(Text segment)
Superheated steam drying (SSD) is an emerging closed-loop technology with several advantages over hot air drying [56,60,61]. A particular advantage for the application of heat pumps is that the exhaust of the SSD process is also steam. This allows for convenient latent heat recovery in contradiction to hot air drying. In SSD an exhaust amount of steam, equal to the amount of water evaporated from the dried product, is produced. This slightly superheated excess steam can be used as a waste heat source at constant temperature when condensed. By doing so, an acceptable temperature lift and hence COP of the heat pump can be achieved when heat is transferred from the residual steam to superheat the drying steam, as illustrated in Figure 5. Because SSD shows particularly interesting characteristics this process is further elaborated on in a case study.

3.3. Steam Production

Steam is one of the main heat transfer media in the industry. In steam networks of energy-intensive industries, steam is typically generated at multiple locations and by multiple sources, e.g., directly by high-temperature waste heat sources or gas-fired boilers. In addition, a back-up might be available. Hence, the reliability requirements of a single steam generating source connected to a steam network can be lower compared to the scenario where it would be directly integrated in the process as the only heat supply. Moreover, a particular advantage of steam production is that it is widely present in energy-intensive industries, allowing for retrofitting and coupling heat sources and sinks at greater distances. These are some of the main reasons why researchers and heat pump manufacturers focus on steam generating heat pumps (SGHPs) [12,62].

In SGHPs steam can either be produced by direct heating of (pressurized) water or by flashing pressurized hot water. Moreover, high pressure steam can be directly generated by the heat pump system or the heat pump system can produce low pressure steam which is further upgraded by mechanical vapor recompression (MVR).

(What needs to be done)
Answer these questions from the passage on superheated steam drying and steam production:
(a) In superheated steam drying, how much exhaust steam is produced?
(b) What two sources does the passage give as examples of direct steam generation in steam networks of energy-intensive industries?
(c) By what process can low pressure steam from a heat pump system be further upgraded?
The rows that come next are drawn from a separate source.

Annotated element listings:

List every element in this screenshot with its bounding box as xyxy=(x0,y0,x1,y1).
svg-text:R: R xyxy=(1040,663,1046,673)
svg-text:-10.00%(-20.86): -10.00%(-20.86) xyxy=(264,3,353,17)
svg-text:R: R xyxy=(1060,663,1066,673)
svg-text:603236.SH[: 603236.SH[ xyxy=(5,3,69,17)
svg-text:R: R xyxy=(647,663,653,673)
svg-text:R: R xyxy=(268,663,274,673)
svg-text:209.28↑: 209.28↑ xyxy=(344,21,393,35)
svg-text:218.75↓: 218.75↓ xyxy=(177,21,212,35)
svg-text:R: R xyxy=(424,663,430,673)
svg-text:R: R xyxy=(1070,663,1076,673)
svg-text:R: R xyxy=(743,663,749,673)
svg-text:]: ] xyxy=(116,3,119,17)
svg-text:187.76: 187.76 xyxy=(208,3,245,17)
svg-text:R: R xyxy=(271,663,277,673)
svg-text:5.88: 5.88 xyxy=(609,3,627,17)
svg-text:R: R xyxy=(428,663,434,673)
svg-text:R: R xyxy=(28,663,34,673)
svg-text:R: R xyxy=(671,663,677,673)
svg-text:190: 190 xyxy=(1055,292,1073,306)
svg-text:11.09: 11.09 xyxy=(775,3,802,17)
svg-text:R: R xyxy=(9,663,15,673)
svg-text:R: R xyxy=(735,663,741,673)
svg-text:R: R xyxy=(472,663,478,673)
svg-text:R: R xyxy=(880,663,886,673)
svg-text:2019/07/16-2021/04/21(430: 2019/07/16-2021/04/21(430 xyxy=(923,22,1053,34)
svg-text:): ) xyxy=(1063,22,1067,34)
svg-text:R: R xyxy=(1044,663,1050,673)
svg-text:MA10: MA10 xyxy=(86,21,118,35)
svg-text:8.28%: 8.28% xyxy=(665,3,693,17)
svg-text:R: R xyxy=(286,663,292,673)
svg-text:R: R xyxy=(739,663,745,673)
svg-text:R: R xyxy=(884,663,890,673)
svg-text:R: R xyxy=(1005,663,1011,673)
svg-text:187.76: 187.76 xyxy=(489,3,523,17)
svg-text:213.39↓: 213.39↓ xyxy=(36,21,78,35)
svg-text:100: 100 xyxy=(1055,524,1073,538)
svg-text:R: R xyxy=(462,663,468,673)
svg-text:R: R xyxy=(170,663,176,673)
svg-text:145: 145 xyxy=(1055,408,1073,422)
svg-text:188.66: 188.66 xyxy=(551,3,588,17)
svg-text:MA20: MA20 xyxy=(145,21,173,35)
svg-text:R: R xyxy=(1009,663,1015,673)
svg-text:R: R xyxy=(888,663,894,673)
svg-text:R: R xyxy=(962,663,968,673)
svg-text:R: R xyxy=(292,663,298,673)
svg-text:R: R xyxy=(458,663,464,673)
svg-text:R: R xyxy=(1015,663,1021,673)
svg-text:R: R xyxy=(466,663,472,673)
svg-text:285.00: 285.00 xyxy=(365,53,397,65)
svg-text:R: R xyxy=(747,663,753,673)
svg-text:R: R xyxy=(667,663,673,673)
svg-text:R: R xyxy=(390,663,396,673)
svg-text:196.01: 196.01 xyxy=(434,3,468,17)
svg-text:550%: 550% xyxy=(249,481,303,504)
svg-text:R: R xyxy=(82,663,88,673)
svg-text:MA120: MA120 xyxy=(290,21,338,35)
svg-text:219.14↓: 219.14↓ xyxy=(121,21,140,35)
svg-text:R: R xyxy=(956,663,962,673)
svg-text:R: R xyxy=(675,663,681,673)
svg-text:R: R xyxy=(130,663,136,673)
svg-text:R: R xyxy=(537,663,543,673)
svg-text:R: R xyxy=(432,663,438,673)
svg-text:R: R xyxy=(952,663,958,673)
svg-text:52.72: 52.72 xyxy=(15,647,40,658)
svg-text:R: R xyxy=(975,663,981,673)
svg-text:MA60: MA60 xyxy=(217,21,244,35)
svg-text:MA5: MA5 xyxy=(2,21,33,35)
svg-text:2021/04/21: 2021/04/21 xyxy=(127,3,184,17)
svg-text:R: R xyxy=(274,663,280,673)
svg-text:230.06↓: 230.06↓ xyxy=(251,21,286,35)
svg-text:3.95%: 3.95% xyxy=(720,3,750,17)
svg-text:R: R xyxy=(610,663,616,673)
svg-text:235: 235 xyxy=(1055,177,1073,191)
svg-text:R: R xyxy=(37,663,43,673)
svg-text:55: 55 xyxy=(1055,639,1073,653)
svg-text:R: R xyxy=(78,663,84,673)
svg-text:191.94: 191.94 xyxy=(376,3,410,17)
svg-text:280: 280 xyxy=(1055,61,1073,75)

(Task output)
(a) An amount equal to the amount of water evaporated from the dried product.
(b) High-temperature waste heat sources and gas-fired boilers.
(c) Mechanical vapor recompression (MVR).